**Lines of data:**
============================================================

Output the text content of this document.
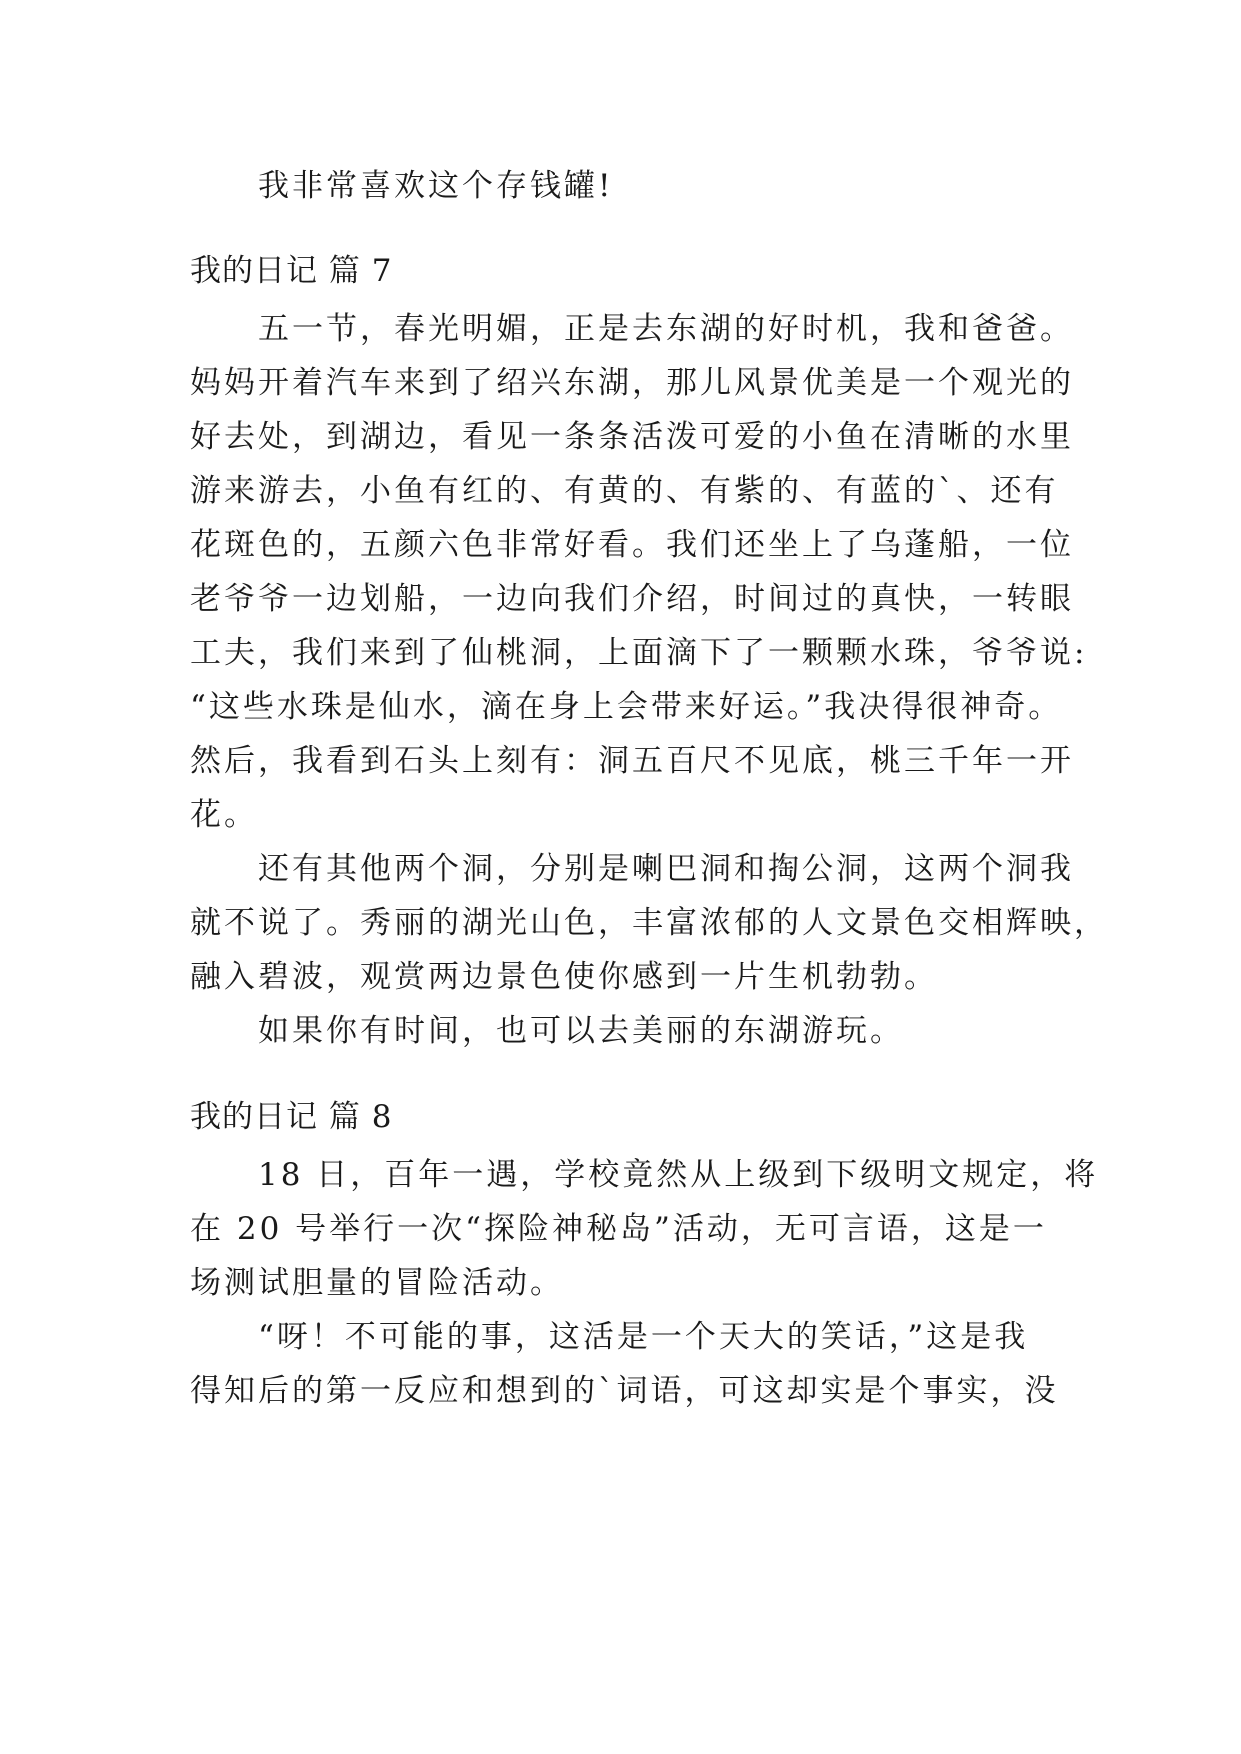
我非常喜欢这个存钱罐!
我的日记 篇 7
五一节，春光明媚，正是去东湖的好时机，我和爸爸。
妈妈开着汽车来到了绍兴东湖，那儿风景优美是一个观光的
好去处，到湖边，看见一条条活泼可爱的小鱼在清晰的水里
游来游去，小鱼有红的、有黄的、有紫的、有蓝的`、还有
花斑色的，五颜六色非常好看。我们还坐上了乌蓬船，一位
老爷爷一边划船，一边向我们介绍，时间过的真快，一转眼
工夫，我们来到了仙桃洞，上面滴下了一颗颗水珠，爷爷说:
“这些水珠是仙水，滴在身上会带来好运。”我决得很神奇。
然后，我看到石头上刻有：洞五百尺不见底，桃三千年一开
花。
还有其他两个洞，分别是喇巴洞和掏公洞，这两个洞我
就不说了。秀丽的湖光山色，丰富浓郁的人文景色交相辉映，
融入碧波，观赏两边景色使你感到一片生机勃勃。
如果你有时间，也可以去美丽的东湖游玩。
我的日记 篇 8
18 日，百年一遇，学校竟然从上级到下级明文规定，将
在 20 号举行一次“探险神秘岛”活动，无可言语，这是一
场测试胆量的冒险活动。
“呀！不可能的事，这活是一个天大的笑话，”这是我
得知后的第一反应和想到的`词语，可这却实是个事实，没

============================================================

**What to work on:**
Reproduce each entry precisely. Leave the pictures out.

**Task output:**
Output the text content of this document.
我非常喜欢这个存钱罐!
我的日记 篇 7
五一节，春光明媚，正是去东湖的好时机，我和爸爸。
妈妈开着汽车来到了绍兴东湖，那儿风景优美是一个观光的
好去处，到湖边，看见一条条活泼可爱的小鱼在清晰的水里
游来游去，小鱼有红的、有黄的、有紫的、有蓝的`、还有
花斑色的，五颜六色非常好看。我们还坐上了乌蓬船，一位
老爷爷一边划船，一边向我们介绍，时间过的真快，一转眼
工夫，我们来到了仙桃洞，上面滴下了一颗颗水珠，爷爷说:
“这些水珠是仙水，滴在身上会带来好运。”我决得很神奇。
然后，我看到石头上刻有：洞五百尺不见底，桃三千年一开
花。
还有其他两个洞，分别是喇巴洞和掏公洞，这两个洞我
就不说了。秀丽的湖光山色，丰富浓郁的人文景色交相辉映，
融入碧波，观赏两边景色使你感到一片生机勃勃。
如果你有时间，也可以去美丽的东湖游玩。
我的日记 篇 8
18 日，百年一遇，学校竟然从上级到下级明文规定，将
在 20 号举行一次“探险神秘岛”活动，无可言语，这是一
场测试胆量的冒险活动。
“呀！不可能的事，这活是一个天大的笑话，”这是我
得知后的第一反应和想到的`词语，可这却实是个事实，没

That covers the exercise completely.